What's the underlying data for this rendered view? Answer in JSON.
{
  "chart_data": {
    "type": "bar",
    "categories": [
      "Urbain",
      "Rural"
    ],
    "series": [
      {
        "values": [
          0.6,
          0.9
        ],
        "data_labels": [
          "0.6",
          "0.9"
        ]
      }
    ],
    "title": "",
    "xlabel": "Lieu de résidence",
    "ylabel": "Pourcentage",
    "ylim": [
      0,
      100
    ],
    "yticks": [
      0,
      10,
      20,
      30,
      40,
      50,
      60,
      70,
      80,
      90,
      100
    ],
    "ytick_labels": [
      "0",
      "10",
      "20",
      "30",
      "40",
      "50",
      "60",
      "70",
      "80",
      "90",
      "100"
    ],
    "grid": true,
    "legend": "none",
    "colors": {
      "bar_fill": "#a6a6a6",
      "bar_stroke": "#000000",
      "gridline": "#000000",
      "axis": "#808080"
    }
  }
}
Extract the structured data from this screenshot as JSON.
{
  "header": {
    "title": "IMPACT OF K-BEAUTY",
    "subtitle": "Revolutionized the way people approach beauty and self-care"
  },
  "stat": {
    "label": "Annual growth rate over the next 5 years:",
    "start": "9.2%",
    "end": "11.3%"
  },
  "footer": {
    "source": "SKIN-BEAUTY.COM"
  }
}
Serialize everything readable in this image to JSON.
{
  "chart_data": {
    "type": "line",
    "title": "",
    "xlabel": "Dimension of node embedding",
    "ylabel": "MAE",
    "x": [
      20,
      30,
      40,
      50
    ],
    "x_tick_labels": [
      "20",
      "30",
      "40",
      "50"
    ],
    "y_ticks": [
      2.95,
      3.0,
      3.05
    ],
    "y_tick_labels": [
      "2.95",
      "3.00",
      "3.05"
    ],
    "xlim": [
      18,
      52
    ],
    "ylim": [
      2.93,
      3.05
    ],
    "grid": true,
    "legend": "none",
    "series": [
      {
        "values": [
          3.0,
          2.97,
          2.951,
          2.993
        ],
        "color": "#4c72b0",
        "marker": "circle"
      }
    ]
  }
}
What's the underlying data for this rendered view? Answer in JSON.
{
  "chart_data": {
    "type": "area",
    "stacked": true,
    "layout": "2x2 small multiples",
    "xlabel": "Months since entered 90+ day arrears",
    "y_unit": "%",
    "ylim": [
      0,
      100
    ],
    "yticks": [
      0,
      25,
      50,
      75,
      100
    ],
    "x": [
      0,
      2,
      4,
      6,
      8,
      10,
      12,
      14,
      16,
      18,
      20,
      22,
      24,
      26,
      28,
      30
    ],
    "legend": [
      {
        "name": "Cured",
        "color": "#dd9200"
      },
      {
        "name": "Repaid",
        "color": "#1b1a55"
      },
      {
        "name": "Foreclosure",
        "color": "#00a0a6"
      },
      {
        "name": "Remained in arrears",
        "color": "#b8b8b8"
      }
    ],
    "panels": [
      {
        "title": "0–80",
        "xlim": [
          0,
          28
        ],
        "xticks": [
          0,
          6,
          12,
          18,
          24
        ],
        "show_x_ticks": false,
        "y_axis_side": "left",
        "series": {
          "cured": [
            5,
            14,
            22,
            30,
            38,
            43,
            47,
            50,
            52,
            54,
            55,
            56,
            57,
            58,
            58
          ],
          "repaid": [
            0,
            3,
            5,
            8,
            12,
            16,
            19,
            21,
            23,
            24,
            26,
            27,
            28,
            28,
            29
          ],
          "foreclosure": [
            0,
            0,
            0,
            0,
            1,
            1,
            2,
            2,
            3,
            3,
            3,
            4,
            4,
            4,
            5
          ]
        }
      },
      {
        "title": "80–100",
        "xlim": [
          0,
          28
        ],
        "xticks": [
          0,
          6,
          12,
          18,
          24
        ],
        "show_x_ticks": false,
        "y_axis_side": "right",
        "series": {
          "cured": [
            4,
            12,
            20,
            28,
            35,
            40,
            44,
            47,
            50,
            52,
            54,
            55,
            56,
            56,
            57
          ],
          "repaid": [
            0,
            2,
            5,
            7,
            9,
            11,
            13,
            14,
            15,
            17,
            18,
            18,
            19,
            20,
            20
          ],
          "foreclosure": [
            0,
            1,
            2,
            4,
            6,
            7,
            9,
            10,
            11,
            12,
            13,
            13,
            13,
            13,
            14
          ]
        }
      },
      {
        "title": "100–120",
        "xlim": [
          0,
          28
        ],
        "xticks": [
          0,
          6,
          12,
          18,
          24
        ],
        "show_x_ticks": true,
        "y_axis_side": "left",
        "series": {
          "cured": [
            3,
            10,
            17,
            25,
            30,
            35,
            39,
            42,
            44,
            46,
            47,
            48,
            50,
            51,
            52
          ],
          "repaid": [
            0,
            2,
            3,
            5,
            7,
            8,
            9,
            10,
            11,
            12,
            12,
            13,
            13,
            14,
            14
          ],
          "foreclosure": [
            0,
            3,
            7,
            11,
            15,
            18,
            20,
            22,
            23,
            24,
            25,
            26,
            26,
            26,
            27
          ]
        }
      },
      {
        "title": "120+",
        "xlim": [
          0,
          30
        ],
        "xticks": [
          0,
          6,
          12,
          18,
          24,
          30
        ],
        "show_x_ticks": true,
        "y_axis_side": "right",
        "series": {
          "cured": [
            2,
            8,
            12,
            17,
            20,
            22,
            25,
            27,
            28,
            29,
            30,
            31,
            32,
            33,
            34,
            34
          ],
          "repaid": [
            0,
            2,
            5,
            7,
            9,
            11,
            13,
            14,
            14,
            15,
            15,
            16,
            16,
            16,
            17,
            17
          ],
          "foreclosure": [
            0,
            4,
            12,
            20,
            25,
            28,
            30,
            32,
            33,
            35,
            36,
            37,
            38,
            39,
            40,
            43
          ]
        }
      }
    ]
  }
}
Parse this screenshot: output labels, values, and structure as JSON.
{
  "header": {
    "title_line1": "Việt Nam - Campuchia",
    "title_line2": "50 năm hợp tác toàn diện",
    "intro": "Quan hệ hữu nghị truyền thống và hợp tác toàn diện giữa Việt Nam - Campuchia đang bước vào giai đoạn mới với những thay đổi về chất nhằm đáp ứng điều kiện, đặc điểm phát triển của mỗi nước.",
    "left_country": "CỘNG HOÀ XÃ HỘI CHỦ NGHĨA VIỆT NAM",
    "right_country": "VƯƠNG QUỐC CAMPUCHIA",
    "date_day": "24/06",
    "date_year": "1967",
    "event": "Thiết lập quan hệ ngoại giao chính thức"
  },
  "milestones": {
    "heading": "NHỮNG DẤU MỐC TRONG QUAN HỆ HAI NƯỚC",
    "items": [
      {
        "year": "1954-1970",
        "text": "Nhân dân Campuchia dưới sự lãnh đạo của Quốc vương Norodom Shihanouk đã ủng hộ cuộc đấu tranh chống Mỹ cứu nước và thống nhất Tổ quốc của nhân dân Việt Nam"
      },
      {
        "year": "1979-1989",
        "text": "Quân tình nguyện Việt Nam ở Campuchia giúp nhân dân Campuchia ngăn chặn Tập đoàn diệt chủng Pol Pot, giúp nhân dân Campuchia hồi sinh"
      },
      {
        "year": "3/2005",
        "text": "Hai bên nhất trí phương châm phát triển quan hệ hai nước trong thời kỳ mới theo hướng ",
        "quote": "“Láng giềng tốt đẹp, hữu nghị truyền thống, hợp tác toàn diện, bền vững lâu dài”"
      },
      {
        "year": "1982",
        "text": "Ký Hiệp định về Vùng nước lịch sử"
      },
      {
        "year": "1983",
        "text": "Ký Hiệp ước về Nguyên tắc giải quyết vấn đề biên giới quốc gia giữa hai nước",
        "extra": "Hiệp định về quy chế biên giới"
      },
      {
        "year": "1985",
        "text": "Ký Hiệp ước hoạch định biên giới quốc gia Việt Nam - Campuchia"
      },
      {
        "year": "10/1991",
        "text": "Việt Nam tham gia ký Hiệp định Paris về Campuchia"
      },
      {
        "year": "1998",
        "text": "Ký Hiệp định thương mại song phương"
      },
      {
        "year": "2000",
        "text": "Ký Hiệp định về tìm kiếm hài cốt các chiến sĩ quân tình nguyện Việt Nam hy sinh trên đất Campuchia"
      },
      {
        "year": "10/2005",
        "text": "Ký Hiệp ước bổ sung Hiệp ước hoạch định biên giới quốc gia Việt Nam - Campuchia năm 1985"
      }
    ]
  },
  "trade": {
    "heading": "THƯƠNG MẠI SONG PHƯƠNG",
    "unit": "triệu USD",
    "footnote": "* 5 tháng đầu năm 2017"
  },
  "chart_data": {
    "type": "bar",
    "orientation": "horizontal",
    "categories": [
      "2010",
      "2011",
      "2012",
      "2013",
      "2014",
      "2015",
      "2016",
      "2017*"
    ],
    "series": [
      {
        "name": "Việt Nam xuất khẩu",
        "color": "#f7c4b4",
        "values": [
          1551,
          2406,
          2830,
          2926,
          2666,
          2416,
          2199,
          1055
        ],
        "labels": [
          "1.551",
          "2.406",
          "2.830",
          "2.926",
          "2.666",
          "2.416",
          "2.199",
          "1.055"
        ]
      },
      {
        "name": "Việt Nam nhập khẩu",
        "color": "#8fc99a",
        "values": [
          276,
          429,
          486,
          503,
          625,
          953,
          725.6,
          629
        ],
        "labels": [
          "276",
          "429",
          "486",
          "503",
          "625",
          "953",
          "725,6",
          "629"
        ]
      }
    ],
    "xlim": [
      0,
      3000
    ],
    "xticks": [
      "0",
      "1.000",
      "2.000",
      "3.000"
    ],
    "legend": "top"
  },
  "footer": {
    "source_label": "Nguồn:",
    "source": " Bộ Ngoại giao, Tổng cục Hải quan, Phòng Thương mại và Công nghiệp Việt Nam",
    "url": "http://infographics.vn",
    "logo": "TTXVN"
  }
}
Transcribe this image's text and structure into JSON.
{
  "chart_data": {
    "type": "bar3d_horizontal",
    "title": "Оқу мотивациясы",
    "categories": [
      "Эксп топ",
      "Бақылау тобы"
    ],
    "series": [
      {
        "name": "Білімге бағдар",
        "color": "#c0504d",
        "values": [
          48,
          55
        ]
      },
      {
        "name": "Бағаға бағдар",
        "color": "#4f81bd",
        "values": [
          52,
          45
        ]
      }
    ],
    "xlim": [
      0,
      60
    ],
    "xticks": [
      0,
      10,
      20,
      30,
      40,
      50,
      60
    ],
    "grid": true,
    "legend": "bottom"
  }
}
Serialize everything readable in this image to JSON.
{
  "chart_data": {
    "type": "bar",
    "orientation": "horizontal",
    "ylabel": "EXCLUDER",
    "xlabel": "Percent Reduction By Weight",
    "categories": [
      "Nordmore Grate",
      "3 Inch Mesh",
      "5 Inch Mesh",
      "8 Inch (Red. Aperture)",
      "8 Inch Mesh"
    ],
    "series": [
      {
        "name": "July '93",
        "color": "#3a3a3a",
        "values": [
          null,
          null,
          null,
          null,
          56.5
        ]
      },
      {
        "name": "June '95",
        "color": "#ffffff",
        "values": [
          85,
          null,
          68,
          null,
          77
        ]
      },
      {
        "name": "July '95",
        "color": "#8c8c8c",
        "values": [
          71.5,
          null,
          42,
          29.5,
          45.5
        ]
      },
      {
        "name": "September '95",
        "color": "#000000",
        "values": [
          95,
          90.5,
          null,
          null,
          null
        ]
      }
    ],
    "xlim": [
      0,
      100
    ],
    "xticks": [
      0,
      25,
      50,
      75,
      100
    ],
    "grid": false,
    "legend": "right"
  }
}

================================

• THE REQUEST:
Check each line of the records for "nguyện" and copy the ones that contain it.

• RESPONSE FOR THIS EXERCISE:
        "text": "Quân tình nguyện Việt Nam ở Campuchia giúp nhân dân Campuchia ngăn chặn Tập đoàn diệt chủng Pol Pot, giúp nhân dân Campuchia hồi sinh"
        "text": "Ký Hiệp định về tìm kiếm hài cốt các chiến sĩ quân tình nguyện Việt Nam hy sinh trên đất Campuchia"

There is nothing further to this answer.